> _WHAT NEEDS TO BE DONE_
Omit the pictures and output every entry below exactly as written.

_ _ _ _

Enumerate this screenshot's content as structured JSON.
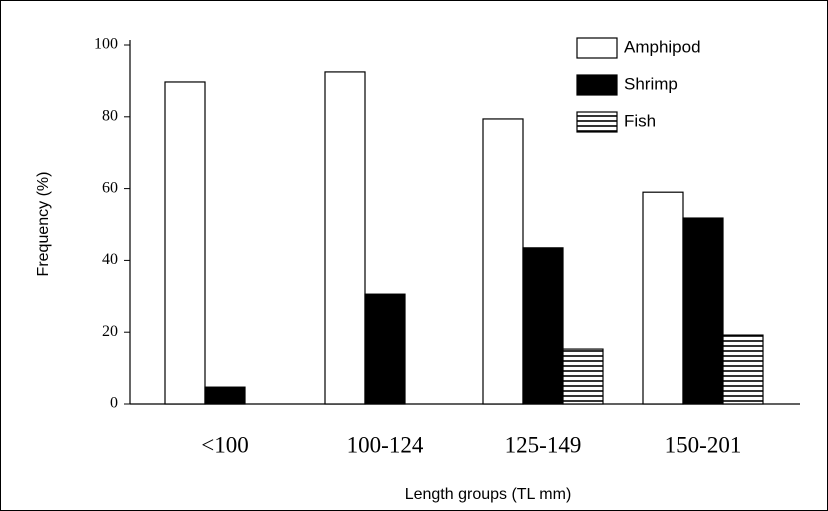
{
  "chart_data": {
    "type": "bar",
    "x_label": "Length groups (TL mm)",
    "y_label": "Frequency (%)",
    "categories": [
      "<100",
      "100-124",
      "125-149",
      "150-201"
    ],
    "series": [
      {
        "name": "Amphipod",
        "color": "#ffffff",
        "values": [
          89.7,
          92.5,
          79.4,
          59
        ]
      },
      {
        "name": "Shrimp",
        "color": "#000000",
        "values": [
          4.7,
          30.6,
          43.5,
          51.8
        ]
      },
      {
        "name": "Fish",
        "color": "#000000",
        "pattern": "horizontal-lines",
        "values": [
          0,
          0,
          15.3,
          19.2
        ]
      }
    ],
    "ylim": [
      0,
      100
    ],
    "yticks": [
      0,
      20,
      40,
      60,
      80,
      100
    ],
    "legend": "upper right"
  }
}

_ _ _ _

> _SOLUTION TO THIS TASK_
Enumerate this screenshot's content as structured JSON.
{
  "chart_data": {
    "type": "bar",
    "x_label": "Length groups (TL mm)",
    "y_label": "Frequency (%)",
    "categories": [
      "<100",
      "100-124",
      "125-149",
      "150-201"
    ],
    "series": [
      {
        "name": "Amphipod",
        "color": "#ffffff",
        "values": [
          89.7,
          92.5,
          79.4,
          59
        ]
      },
      {
        "name": "Shrimp",
        "color": "#000000",
        "values": [
          4.7,
          30.6,
          43.5,
          51.8
        ]
      },
      {
        "name": "Fish",
        "color": "#000000",
        "pattern": "horizontal-lines",
        "values": [
          0,
          0,
          15.3,
          19.2
        ]
      }
    ],
    "ylim": [
      0,
      100
    ],
    "yticks": [
      0,
      20,
      40,
      60,
      80,
      100
    ],
    "legend": "upper right"
  }
}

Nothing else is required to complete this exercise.